BRIEF: It is required that all of the data be written out exactly.

[Begin MATERIAL FOR THE TASK]

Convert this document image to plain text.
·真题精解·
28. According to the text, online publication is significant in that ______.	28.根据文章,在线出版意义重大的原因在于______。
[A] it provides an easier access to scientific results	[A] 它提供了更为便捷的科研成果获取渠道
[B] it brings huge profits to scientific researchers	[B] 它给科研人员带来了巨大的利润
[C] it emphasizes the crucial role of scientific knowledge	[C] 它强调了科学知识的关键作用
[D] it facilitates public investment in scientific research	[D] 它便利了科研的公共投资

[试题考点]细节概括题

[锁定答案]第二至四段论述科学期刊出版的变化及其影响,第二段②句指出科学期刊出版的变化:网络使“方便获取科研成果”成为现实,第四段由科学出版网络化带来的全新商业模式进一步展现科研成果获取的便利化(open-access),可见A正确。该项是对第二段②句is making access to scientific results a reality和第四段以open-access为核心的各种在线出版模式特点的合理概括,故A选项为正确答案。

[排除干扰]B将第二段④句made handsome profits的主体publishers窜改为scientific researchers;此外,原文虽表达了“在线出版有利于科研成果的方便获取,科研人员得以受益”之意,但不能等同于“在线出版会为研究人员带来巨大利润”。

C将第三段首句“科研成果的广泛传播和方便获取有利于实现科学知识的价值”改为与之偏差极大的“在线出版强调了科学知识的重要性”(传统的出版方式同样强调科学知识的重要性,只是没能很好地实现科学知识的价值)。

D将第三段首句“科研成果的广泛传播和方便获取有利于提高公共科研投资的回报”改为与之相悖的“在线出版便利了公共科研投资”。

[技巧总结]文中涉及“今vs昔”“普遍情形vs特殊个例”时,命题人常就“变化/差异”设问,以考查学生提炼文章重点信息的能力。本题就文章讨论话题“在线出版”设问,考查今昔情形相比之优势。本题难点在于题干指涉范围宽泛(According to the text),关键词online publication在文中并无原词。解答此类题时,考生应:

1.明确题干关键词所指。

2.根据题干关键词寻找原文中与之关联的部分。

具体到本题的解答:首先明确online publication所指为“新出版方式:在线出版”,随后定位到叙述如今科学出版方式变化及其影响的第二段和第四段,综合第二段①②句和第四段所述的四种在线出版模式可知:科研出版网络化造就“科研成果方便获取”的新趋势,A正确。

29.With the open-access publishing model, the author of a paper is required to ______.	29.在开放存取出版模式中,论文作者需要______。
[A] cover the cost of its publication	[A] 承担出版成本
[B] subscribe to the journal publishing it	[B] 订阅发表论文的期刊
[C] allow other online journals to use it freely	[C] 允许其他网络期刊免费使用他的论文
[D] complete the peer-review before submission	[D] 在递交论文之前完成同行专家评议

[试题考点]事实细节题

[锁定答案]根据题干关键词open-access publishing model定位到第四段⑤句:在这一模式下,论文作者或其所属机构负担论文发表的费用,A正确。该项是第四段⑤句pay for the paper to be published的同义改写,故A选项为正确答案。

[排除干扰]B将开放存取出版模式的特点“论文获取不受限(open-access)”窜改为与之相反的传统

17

[End MATERIAL FOR THE TASK]

FINISHED TASK:
Convert this document image to plain text.
·真题精解·
28. According to the text, online publication is significant in that ______.	28.根据文章,在线出版意义重大的原因在于______。
[A] it provides an easier access to scientific results	[A] 它提供了更为便捷的科研成果获取渠道
[B] it brings huge profits to scientific researchers	[B] 它给科研人员带来了巨大的利润
[C] it emphasizes the crucial role of scientific knowledge	[C] 它强调了科学知识的关键作用
[D] it facilitates public investment in scientific research	[D] 它便利了科研的公共投资

[试题考点]细节概括题

[锁定答案]第二至四段论述科学期刊出版的变化及其影响,第二段②句指出科学期刊出版的变化:网络使“方便获取科研成果”成为现实,第四段由科学出版网络化带来的全新商业模式进一步展现科研成果获取的便利化(open-access),可见A正确。该项是对第二段②句is making access to scientific results a reality和第四段以open-access为核心的各种在线出版模式特点的合理概括,故A选项为正确答案。

[排除干扰]B将第二段④句made handsome profits的主体publishers窜改为scientific researchers;此外,原文虽表达了“在线出版有利于科研成果的方便获取,科研人员得以受益”之意,但不能等同于“在线出版会为研究人员带来巨大利润”。

C将第三段首句“科研成果的广泛传播和方便获取有利于实现科学知识的价值”改为与之偏差极大的“在线出版强调了科学知识的重要性”(传统的出版方式同样强调科学知识的重要性,只是没能很好地实现科学知识的价值)。

D将第三段首句“科研成果的广泛传播和方便获取有利于提高公共科研投资的回报”改为与之相悖的“在线出版便利了公共科研投资”。

[技巧总结]文中涉及“今vs昔”“普遍情形vs特殊个例”时,命题人常就“变化/差异”设问,以考查学生提炼文章重点信息的能力。本题就文章讨论话题“在线出版”设问,考查今昔情形相比之优势。本题难点在于题干指涉范围宽泛(According to the text),关键词online publication在文中并无原词。解答此类题时,考生应:

1.明确题干关键词所指。

2.根据题干关键词寻找原文中与之关联的部分。

具体到本题的解答:首先明确online publication所指为“新出版方式:在线出版”,随后定位到叙述如今科学出版方式变化及其影响的第二段和第四段,综合第二段①②句和第四段所述的四种在线出版模式可知:科研出版网络化造就“科研成果方便获取”的新趋势,A正确。

29.With the open-access publishing model, the author of a paper is required to ______.	29.在开放存取出版模式中,论文作者需要______。
[A] cover the cost of its publication	[A] 承担出版成本
[B] subscribe to the journal publishing it	[B] 订阅发表论文的期刊
[C] allow other online journals to use it freely	[C] 允许其他网络期刊免费使用他的论文
[D] complete the peer-review before submission	[D] 在递交论文之前完成同行专家评议

[试题考点]事实细节题

[锁定答案]根据题干关键词open-access publishing model定位到第四段⑤句:在这一模式下,论文作者或其所属机构负担论文发表的费用,A正确。该项是第四段⑤句pay for the paper to be published的同义改写,故A选项为正确答案。

[排除干扰]B将开放存取出版模式的特点“论文获取不受限(open-access)”窜改为与之相反的传统

17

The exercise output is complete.